## [PROBLEM TO WORK ON]
In the listing below, find every line with the string "Frühstück" and pull it out.
----- MATERIALS PROVIDED
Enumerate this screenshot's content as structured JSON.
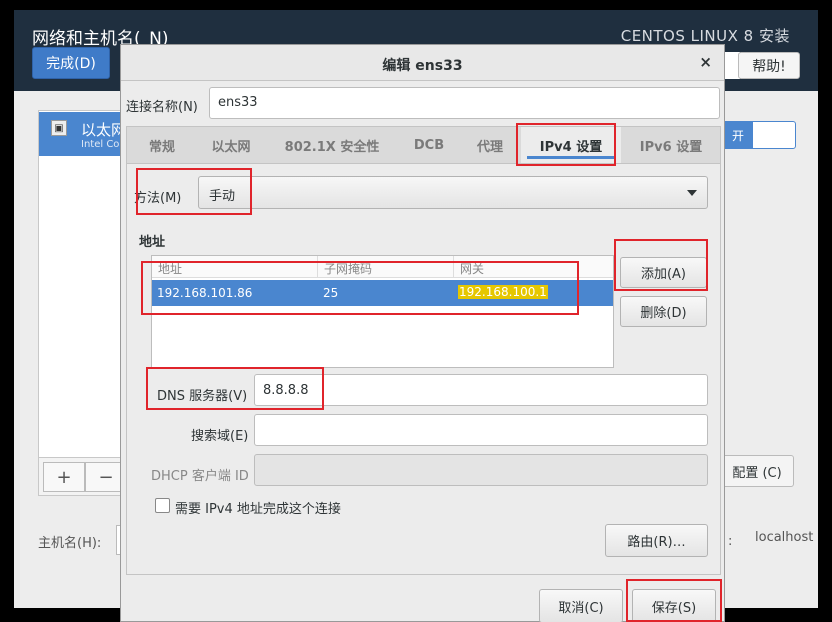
{
  "installer": {
    "title": "网络和主机名(_N)",
    "brand": "CENTOS LINUX 8 安装",
    "done_label": "完成(D)",
    "help_label": "帮助!",
    "device": {
      "name": "以太网",
      "sub": "Intel Corp"
    },
    "add_symbol": "+",
    "remove_symbol": "−",
    "toggle_label": "开",
    "config_label": "配置 (C)",
    "hostname_label": "主机名(H):",
    "current_hostname_colon": ":",
    "current_hostname": "localhost"
  },
  "dialog": {
    "title": "编辑 ens33",
    "close_symbol": "×",
    "connection_name_label": "连接名称(N)",
    "connection_name_value": "ens33",
    "tabs": [
      {
        "label": "常规"
      },
      {
        "label": "以太网"
      },
      {
        "label": "802.1X 安全性"
      },
      {
        "label": "DCB"
      },
      {
        "label": "代理"
      },
      {
        "label": "IPv4 设置"
      },
      {
        "label": "IPv6 设置"
      }
    ],
    "active_tab": "IPv4 设置",
    "method_label": "方法(M)",
    "method_value": "手动",
    "address_section": "地址",
    "address_columns": [
      "地址",
      "子网掩码",
      "网关"
    ],
    "address_rows": [
      {
        "address": "192.168.101.86",
        "netmask": "25",
        "gateway": "192.168.100.1"
      }
    ],
    "add_label": "添加(A)",
    "delete_label": "删除(D)",
    "dns_label": "DNS 服务器(V)",
    "dns_value": "8.8.8.8",
    "search_label": "搜索域(E)",
    "search_value": "",
    "dhcp_label": "DHCP 客户端 ID",
    "dhcp_value": "",
    "require_ipv4_label": "需要 IPv4 地址完成这个连接",
    "route_label": "路由(R)…",
    "cancel_label": "取消(C)",
    "save_label": "保存(S)"
  },
  "colors": {
    "accent": "#4a86cf",
    "header": "#1f2f3f",
    "annotation": "#e0242b",
    "highlight": "#e6c700"
  }
}
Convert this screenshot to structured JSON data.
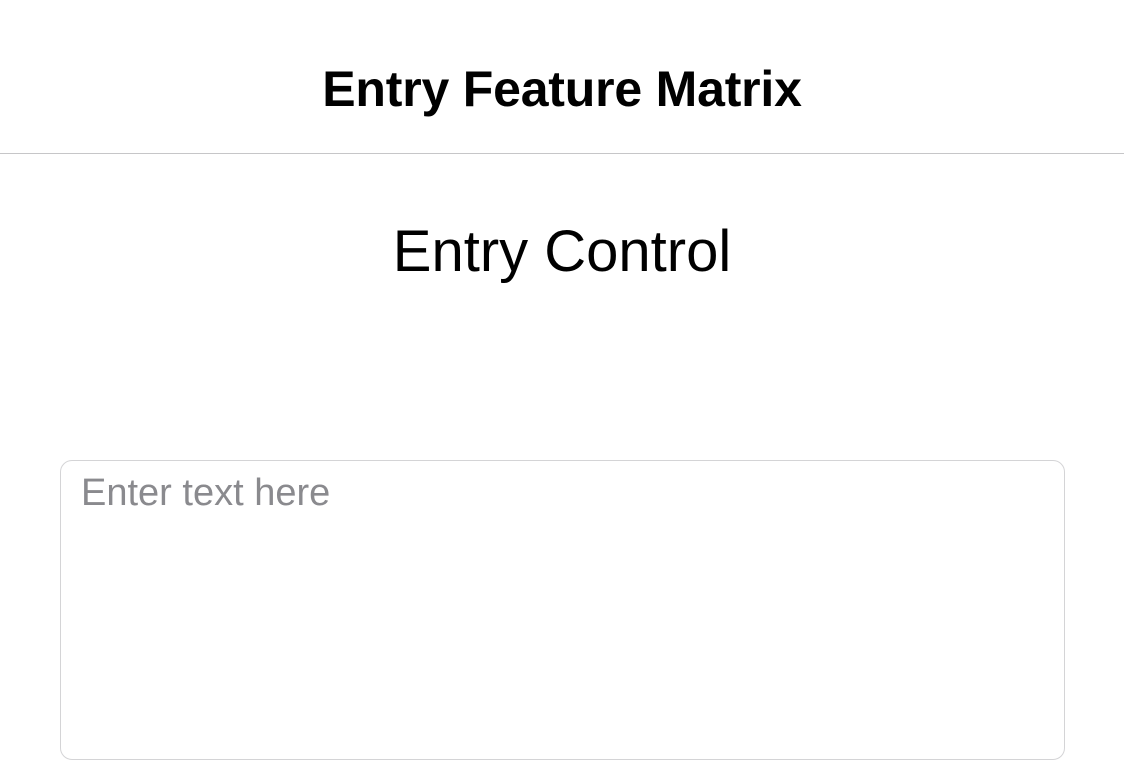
{
  "nav": {
    "title": "Entry Feature Matrix"
  },
  "section": {
    "title": "Entry Control"
  },
  "entry": {
    "value": "",
    "placeholder": "Enter text here"
  },
  "colors": {
    "background": "#ffffff",
    "divider": "#c6c6c8",
    "entry_border": "#d4d4d6",
    "placeholder": "#8a8a8e",
    "text": "#000000"
  }
}
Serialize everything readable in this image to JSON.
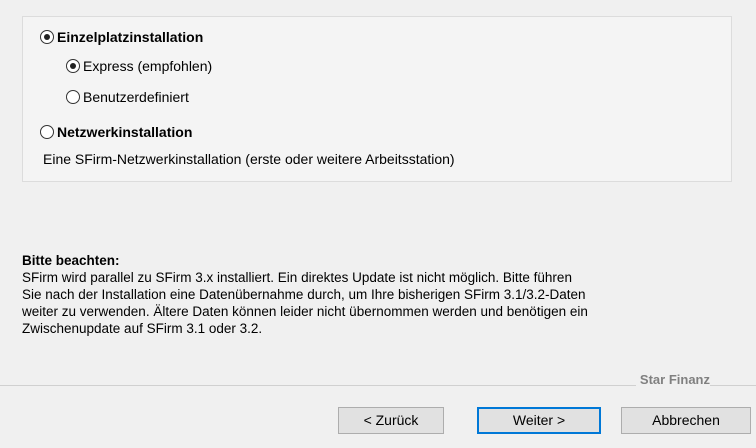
{
  "install_options": {
    "single": {
      "label": "Einzelplatzinstallation",
      "checked": true
    },
    "express": {
      "label": "Express (empfohlen)",
      "checked": true
    },
    "custom": {
      "label": "Benutzerdefiniert",
      "checked": false
    },
    "network": {
      "label": "Netzwerkinstallation",
      "checked": false,
      "description": "Eine SFirm-Netzwerkinstallation (erste oder weitere Arbeitsstation)"
    }
  },
  "note": {
    "title": "Bitte beachten:",
    "lines": [
      "SFirm wird parallel zu SFirm 3.x installiert. Ein direktes Update ist nicht möglich. Bitte führen",
      "Sie nach der Installation eine Datenübernahme durch, um Ihre bisherigen SFirm 3.1/3.2-Daten",
      "weiter zu verwenden. Ältere Daten können leider nicht übernommen werden und benötigen ein",
      "Zwischenupdate auf SFirm 3.1 oder 3.2."
    ]
  },
  "brand": "Star Finanz",
  "buttons": {
    "back": "< Zurück",
    "next": "Weiter >",
    "cancel": "Abbrechen"
  }
}
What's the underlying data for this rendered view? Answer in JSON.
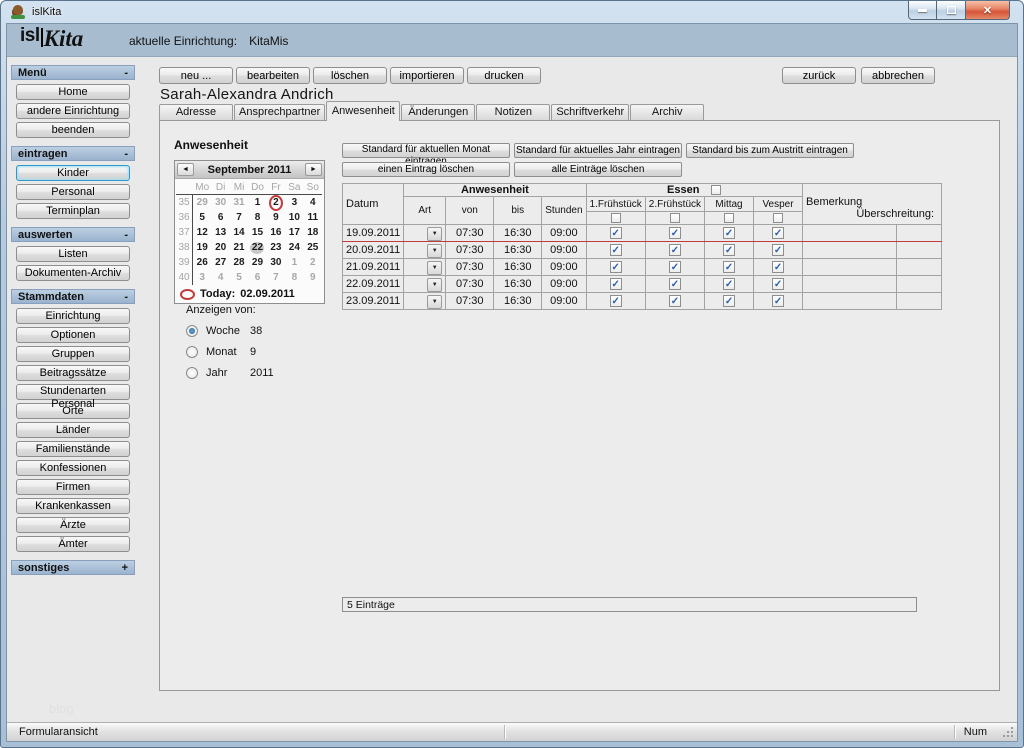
{
  "window": {
    "title": "islKita",
    "icons": {
      "close": "✕"
    }
  },
  "header": {
    "logo_primary": "isl",
    "logo_secondary": "Kita",
    "facility_label": "aktuelle Einrichtung:",
    "facility_value": "KitaMis"
  },
  "sidebar": {
    "active_item": "Kinder",
    "watermark": "blog",
    "sections": [
      {
        "label": "Menü",
        "toggle": "-",
        "items": [
          "Home",
          "andere Einrichtung",
          "beenden"
        ]
      },
      {
        "label": "eintragen",
        "toggle": "-",
        "items": [
          "Kinder",
          "Personal",
          "Terminplan"
        ]
      },
      {
        "label": "auswerten",
        "toggle": "-",
        "items": [
          "Listen",
          "Dokumenten-Archiv"
        ]
      },
      {
        "label": "Stammdaten",
        "toggle": "-",
        "items": [
          "Einrichtung",
          "Optionen",
          "Gruppen",
          "Beitragssätze",
          "Stundenarten Personal",
          "Orte",
          "Länder",
          "Familienstände",
          "Konfessionen",
          "Firmen",
          "Krankenkassen",
          "Ärzte",
          "Ämter"
        ]
      },
      {
        "label": "sonstiges",
        "toggle": "+",
        "items": []
      }
    ]
  },
  "toolbar": {
    "left": [
      "neu ...",
      "bearbeiten",
      "löschen",
      "importieren",
      "drucken"
    ],
    "right": [
      "zurück",
      "abbrechen"
    ]
  },
  "record_title": "Sarah-Alexandra Andrich",
  "tabs": {
    "active": "Anwesenheit",
    "items": [
      "Adresse",
      "Ansprechpartner",
      "Anwesenheit",
      "Änderungen",
      "Notizen",
      "Schriftverkehr",
      "Archiv"
    ]
  },
  "attendance": {
    "panel_title": "Anwesenheit",
    "calendar": {
      "title": "September 2011",
      "prev_icon": "◄",
      "next_icon": "►",
      "day_names": [
        "Mo",
        "Di",
        "Mi",
        "Do",
        "Fr",
        "Sa",
        "So"
      ],
      "weeks": [
        {
          "num": "35",
          "days": [
            {
              "t": "29",
              "muted": true
            },
            {
              "t": "30",
              "muted": true
            },
            {
              "t": "31",
              "muted": true
            },
            {
              "t": "1"
            },
            {
              "t": "2",
              "today": true
            },
            {
              "t": "3"
            },
            {
              "t": "4"
            }
          ]
        },
        {
          "num": "36",
          "days": [
            {
              "t": "5"
            },
            {
              "t": "6"
            },
            {
              "t": "7"
            },
            {
              "t": "8"
            },
            {
              "t": "9"
            },
            {
              "t": "10"
            },
            {
              "t": "11"
            }
          ]
        },
        {
          "num": "37",
          "days": [
            {
              "t": "12"
            },
            {
              "t": "13"
            },
            {
              "t": "14"
            },
            {
              "t": "15"
            },
            {
              "t": "16"
            },
            {
              "t": "17"
            },
            {
              "t": "18"
            }
          ]
        },
        {
          "num": "38",
          "days": [
            {
              "t": "19"
            },
            {
              "t": "20"
            },
            {
              "t": "21"
            },
            {
              "t": "22",
              "selected": true
            },
            {
              "t": "23"
            },
            {
              "t": "24"
            },
            {
              "t": "25"
            }
          ]
        },
        {
          "num": "39",
          "days": [
            {
              "t": "26"
            },
            {
              "t": "27"
            },
            {
              "t": "28"
            },
            {
              "t": "29"
            },
            {
              "t": "30"
            },
            {
              "t": "1",
              "muted": true
            },
            {
              "t": "2",
              "muted": true
            }
          ]
        },
        {
          "num": "40",
          "days": [
            {
              "t": "3",
              "muted": true
            },
            {
              "t": "4",
              "muted": true
            },
            {
              "t": "5",
              "muted": true
            },
            {
              "t": "6",
              "muted": true
            },
            {
              "t": "7",
              "muted": true
            },
            {
              "t": "8",
              "muted": true
            },
            {
              "t": "9",
              "muted": true
            }
          ]
        }
      ],
      "today_label": "Today:",
      "today_value": "02.09.2011"
    },
    "show_from": {
      "label": "Anzeigen von:",
      "options": [
        {
          "label": "Woche",
          "value": "38",
          "selected": true
        },
        {
          "label": "Monat",
          "value": "9",
          "selected": false
        },
        {
          "label": "Jahr",
          "value": "2011",
          "selected": false
        }
      ]
    },
    "actions_row1": [
      "Standard für aktuellen Monat eintragen",
      "Standard für aktuelles Jahr eintragen",
      "Standard bis zum Austritt eintragen"
    ],
    "actions_row2": [
      "einen Eintrag löschen",
      "alle Einträge löschen"
    ],
    "table": {
      "groups": {
        "anwesenheit": "Anwesenheit",
        "essen": "Essen"
      },
      "cols": {
        "datum": "Datum",
        "art": "Art",
        "von": "von",
        "bis": "bis",
        "stunden": "Stunden",
        "meal1": "1.Frühstück",
        "meal2": "2.Frühstück",
        "meal3": "Mittag",
        "meal4": "Vesper",
        "bemerkung": "Bemerkung",
        "ueberschreitung": "Überschreitung:"
      },
      "dropdown_icon": "▼",
      "check_icon": "✓",
      "rows": [
        {
          "datum": "19.09.2011",
          "art": "",
          "von": "07:30",
          "bis": "16:30",
          "stunden": "09:00",
          "meals": [
            true,
            true,
            true,
            true
          ],
          "bemerkung": "",
          "current": true
        },
        {
          "datum": "20.09.2011",
          "art": "",
          "von": "07:30",
          "bis": "16:30",
          "stunden": "09:00",
          "meals": [
            true,
            true,
            true,
            true
          ],
          "bemerkung": "",
          "current": false
        },
        {
          "datum": "21.09.2011",
          "art": "",
          "von": "07:30",
          "bis": "16:30",
          "stunden": "09:00",
          "meals": [
            true,
            true,
            true,
            true
          ],
          "bemerkung": "",
          "current": false
        },
        {
          "datum": "22.09.2011",
          "art": "",
          "von": "07:30",
          "bis": "16:30",
          "stunden": "09:00",
          "meals": [
            true,
            true,
            true,
            true
          ],
          "bemerkung": "",
          "current": false
        },
        {
          "datum": "23.09.2011",
          "art": "",
          "von": "07:30",
          "bis": "16:30",
          "stunden": "09:00",
          "meals": [
            true,
            true,
            true,
            true
          ],
          "bemerkung": "",
          "current": false
        }
      ]
    },
    "footer_count": "5  Einträge"
  },
  "statusbar": {
    "left": "Formularansicht",
    "right": "Num"
  },
  "colors": {
    "accent_red": "#c23b3b",
    "check_blue": "#2a5fad",
    "header_band": "#a8bcd0"
  }
}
----------
## [TASK RESULT]
        "meal1": "1.Frühstück",
        "meal2": "2.Frühstück",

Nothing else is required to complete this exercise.